• TRECHO FORNECIDO
*****

É inegável que, em todo o Ocidente, houve um emburrecimento das instituições que deveriam valorizar a preservação e o avanço do conhecimento: as universidades. Na direita em geral, e em setores da velha esquerda, esse emburrecimento é frequentemente explicado pela adesão das instituições ao wokeismo, que substitui a produção de conhecimento pelo ativismo mais fútil e performático. Além disso, o conhecimento importa menos do que os atributos identitários das pessoas que podem produzi-lo. Não se espera mais que as universidades produzam a cura para o câncer; em vez disso, elas são obrigadas a empregar mulheres trans lésbicas e negros não binários com deficiência.
Os críticos fariam bem em observar que o wokeismo é uma ideologia promovida pelo mercado financeiro, que cria parâmetros e tabelas ESG para avaliar empresas com base em sua adesão ao wokeismo e à agenda verde. Não ter uma CEO mulher ou não comprar os carros elétricos de Elon Musk pode se tornar um pretexto para desvalorizar as ações de uma empresa ou negar-lhe crédito barato.
Assim, o artigo “Como as métricas de negócios quebraram a universidade”, do professor americano Hollis Robbins, é muito oportuno porque mostra a impressão digital da lógica de mercado na universidade woke.

*****

• DADOS REGISTRADOS
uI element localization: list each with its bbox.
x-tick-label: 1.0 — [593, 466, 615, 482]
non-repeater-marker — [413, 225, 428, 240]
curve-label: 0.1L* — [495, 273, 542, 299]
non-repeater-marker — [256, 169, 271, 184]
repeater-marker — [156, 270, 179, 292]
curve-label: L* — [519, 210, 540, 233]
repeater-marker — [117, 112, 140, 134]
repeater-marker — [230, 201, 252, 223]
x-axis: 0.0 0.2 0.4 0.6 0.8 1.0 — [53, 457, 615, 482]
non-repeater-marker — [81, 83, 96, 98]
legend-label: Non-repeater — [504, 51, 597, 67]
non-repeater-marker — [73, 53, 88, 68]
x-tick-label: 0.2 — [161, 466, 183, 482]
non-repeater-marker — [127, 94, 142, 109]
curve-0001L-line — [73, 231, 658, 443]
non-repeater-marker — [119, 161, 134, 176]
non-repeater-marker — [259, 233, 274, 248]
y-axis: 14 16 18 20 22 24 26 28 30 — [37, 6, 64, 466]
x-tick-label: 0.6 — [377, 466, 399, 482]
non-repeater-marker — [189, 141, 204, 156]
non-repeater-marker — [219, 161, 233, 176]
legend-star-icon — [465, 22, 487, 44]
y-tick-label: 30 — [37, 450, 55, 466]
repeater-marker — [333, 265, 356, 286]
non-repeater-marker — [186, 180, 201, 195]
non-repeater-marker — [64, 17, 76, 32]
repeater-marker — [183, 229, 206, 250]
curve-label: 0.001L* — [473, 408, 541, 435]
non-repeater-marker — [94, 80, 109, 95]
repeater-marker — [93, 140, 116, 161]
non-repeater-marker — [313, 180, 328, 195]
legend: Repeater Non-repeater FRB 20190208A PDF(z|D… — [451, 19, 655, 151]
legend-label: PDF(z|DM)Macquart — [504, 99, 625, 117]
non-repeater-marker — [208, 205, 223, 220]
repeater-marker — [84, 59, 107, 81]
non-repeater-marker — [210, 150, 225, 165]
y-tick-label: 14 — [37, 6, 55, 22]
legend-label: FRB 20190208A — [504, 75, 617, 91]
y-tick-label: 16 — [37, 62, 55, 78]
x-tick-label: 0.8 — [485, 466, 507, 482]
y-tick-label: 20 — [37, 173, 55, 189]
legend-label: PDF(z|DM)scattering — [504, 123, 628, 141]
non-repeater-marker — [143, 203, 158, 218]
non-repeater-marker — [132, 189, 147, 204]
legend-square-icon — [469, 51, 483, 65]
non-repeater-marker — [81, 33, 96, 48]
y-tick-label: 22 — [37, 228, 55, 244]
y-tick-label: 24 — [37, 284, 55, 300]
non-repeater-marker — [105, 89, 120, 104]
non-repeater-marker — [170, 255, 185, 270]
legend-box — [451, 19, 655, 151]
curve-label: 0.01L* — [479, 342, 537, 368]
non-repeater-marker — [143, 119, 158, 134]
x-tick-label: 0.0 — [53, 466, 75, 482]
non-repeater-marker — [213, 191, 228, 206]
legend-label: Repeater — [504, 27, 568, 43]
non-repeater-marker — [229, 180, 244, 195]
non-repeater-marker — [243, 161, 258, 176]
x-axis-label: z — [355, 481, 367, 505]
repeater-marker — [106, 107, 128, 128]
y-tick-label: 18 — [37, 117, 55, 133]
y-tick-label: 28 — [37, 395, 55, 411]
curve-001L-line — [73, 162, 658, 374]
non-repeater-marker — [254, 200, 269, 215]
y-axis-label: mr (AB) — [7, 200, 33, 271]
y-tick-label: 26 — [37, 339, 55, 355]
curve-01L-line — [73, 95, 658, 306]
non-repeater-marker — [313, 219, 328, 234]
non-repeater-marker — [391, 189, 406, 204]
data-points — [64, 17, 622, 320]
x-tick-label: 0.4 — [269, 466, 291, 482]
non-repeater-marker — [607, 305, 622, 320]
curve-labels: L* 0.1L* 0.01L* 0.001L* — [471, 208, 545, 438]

*****

• O EXERCÍCIO
Você pode transcrever integralmente, sem nenhuma alteração, o trecho sobre o wokeismo nas universidades? Os registros não têm nenhum papel nesta atividade.

• RESPOSTA AO EXERCÍCIO
É inegável que, em todo o Ocidente, houve um emburrecimento das instituições que deveriam valorizar a preservação e o avanço do conhecimento: as universidades. Na direita em geral, e em setores da velha esquerda, esse emburrecimento é frequentemente explicado pela adesão das instituições ao wokeismo, que substitui a produção de conhecimento pelo ativismo mais fútil e performático. Além disso, o conhecimento importa menos do que os atributos identitários das pessoas que podem produzi-lo. Não se espera mais que as universidades produzam a cura para o câncer; em vez disso, elas são obrigadas a empregar mulheres trans lésbicas e negros não binários com deficiência.
Os críticos fariam bem em observar que o wokeismo é uma ideologia promovida pelo mercado financeiro, que cria parâmetros e tabelas ESG para avaliar empresas com base em sua adesão ao wokeismo e à agenda verde. Não ter uma CEO mulher ou não comprar os carros elétricos de Elon Musk pode se tornar um pretexto para desvalorizar as ações de uma empresa ou negar-lhe crédito barato.
Assim, o artigo “Como as métricas de negócios quebraram a universidade”, do professor americano Hollis Robbins, é muito oportuno porque mostra a impressão digital da lógica de mercado na universidade woke.